### TEXTE FOURNI

◇ ◇ ◇ ◇ ◇

Interdiction des signes religieux : quel consensus?
21 mai 2019
La victoire de la CAQ du 1er octobre 2018 a été largement interprétée comme la preuve que le raz-de-marée des populismes de droite qui déferlent sur l’Occident depuis 2016 avait finalement atteint le Québec. La plupart des sondages avaient prédit que la CAQ aurait, au mieux, un gouvernement minoritaire, mais après une campagne où les débats sur l’immigration ont souvent occupé une place centrale, le parti de François Legault s’est doté d’une majorité importante à l’Assemblée nationale.
Le chef d’État nouvellement élu confirma en quelque sorte ces impressions lorsque, à l’occasion de sa première conférence de presse en tant que premier ministre le 3 octobre, il annonça que sa priorité législative serait une interdiction des symboles religieux pour les employés de l’État en position d’autorité. L’ancien homme d’affaires devenu politicien expliqua alors que « la vaste majorité des Québécois aimeraient des règles assurant que les personnes en position d’autorité ne portent pas de signes religieux. »
Depuis le dépôt du projet de loi 21 à l’Assemblée nationale le 28 mars, François Legault et ses ministres répètent ad nauseam que leur position représente un « consensus » appuyé par une « vaste majorité » de Québécoises et de Québécois. Le ministre responsable du PL21, Simon Jolin-Barrette, agite constamment le « mandat fort » que l’électorat a donné à son parti pour justifier le bulldozer législatif qu’il déploie pour faire passer cette loi le plus rapidement possible.
Dans les faits, la force du mandat de la CAQ sur cet enjeu est hautement discutable, et le consensus pour le moins éphémère. Alors que les médias rapportent sans cesse que la loi 21 reçoit l’appui de deux tiers des Québécois·es, un regard plus approfondi sur les sondages effectués depuis l’élection de la CAQ montre que l’appui aux interdictions pourrait bien descendre jusqu’à 41%. L’opposition à la loi 21 est également plus large et substantielle qu’on ne le rapporte souvent — plus de 40% selon plusieurs sondages et même 59% dans l’un d’entre eux. L’opinion publique sur le sujet est non seulement beaucoup plus divisée, mais elle est aussi beaucoup plus indifférente que la mythologie populiste dominante voudrait nous le faire croire.
Tout dépend de comment la firme de recherche pose la question, c’est-à-dire s’il est fait mention des signes religieux concernés et des conséquences des interdictions. Les propositions d’interdictions sont « à première vue, populaires », notait l’analyste politique Michel C. Auger peu après l’élection de François Legault. Mais quand on y regarde de plus près, « les sondages montrent aussi que l’appui s’arrête dès qu’on commence à parler de sanctions et d’emplois perdus. Encore davantage quand les tribunaux statuent que la loi brime les droits fondamentaux. »

◇ ◇ ◇ ◇ ◇

### OBJECTIFS
1. D'après le texte sur la loi 21, pourquoi l'appui aux interdictions varie-t-il autant selon les sondages ? Répondez en une à trois phrases.
2. Prolongez, s'il vous plaît, le texte sur la loi 21 à partir de la citation de Michel C. Auger qui le termine.

### BLOC DE DONNÉES
◇ ◇ ◇ ◇ ◇

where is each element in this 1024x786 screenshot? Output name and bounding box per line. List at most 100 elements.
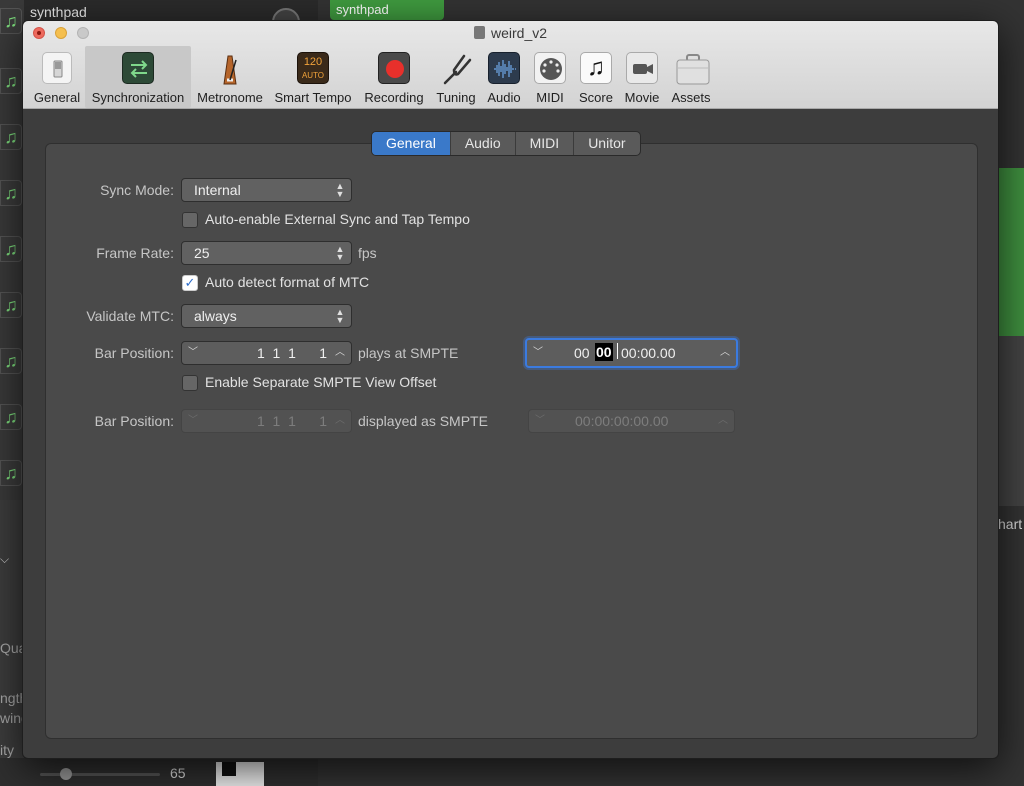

◇ ◇ ◇ ◇ ◇

### CORRIGÉ
1. Tout dépend de la façon dont la firme de recherche pose la question, c'est-à-dire si elle mentionne les signes religieux concernés et les conséquences des interdictions. Comme le note Michel C. Auger, l'appui s'arrête dès qu'on parle de sanctions et d'emplois perdus, et plus encore quand les tribunaux statuent que la loi brime les droits fondamentaux.

2.
Retour sur le vote caquiste
La victoire de la CAQ doit beaucoup à l’étrange alchimie du système électoral uninominal à un tour du Québec. C’est grâce à ce système qui transforme des minorités électorales en majorités parlementaires que Legault s’est retrouvé avec 74 des 125 sièges à l’Assemblée avec l’appui de seulement 37,4% des voix. Cet apparent raz-de-marée impressionne encore moins à la lumière du taux d’abstention record des élections de 2018. Un tiers des 6,2 millions d’électeurs et électrices sont restés à la maison le 1er octobre, faisant en sorte que François Legault et la CAQ n’ont eu besoin que de 1,5 million de votes — ce qui représente moins d’un quart (24,5%) de l’électorat inscrit — pour s’assurer d’une majorité parlementaire.
De celles et ceux qui ont voté pour la CAQ, combien étaient motivé·e·s par sa position sur les signes religieux ? Pendant la période préélectorale, les sondages indiquaient que ce sujet ne soulevait pas les passions de beaucoup de gens au Québec. Alors que les débats autour du hidjab de l’étudiante en technique policière Sondos Lamrhari faisaient rage dans les médias, plus de trois quarts (78%) des Québécois·es faisaient savoir aux sondeurs qu’ils et elles trouvaient qu’on passait trop de temps à discuter des signes religieux et des accommodements raisonnables. Et contrairement à la mythologie identitaire, plus de 80% des supporters caquistes disaient qu’ils et elles avaient hâte de passer à autre chose, à peine moins que les libéraux (84%) (Ipsos, 29 avril-2 mai). Un sondage de fin 2018 montrait encore une fois le peu d’intérêt que suscitait ce soi-disant sujet brûlant. Seuls 19% des Québécois·es citaient les signes religieux comme l’enjeu social qui avait retenu leur attention durant l’année écoulée, tandis que 47% (donc deux fois et demie plus de gens) choisissaient la légalisation du cannabis (SOM, 5 à 7 décembre).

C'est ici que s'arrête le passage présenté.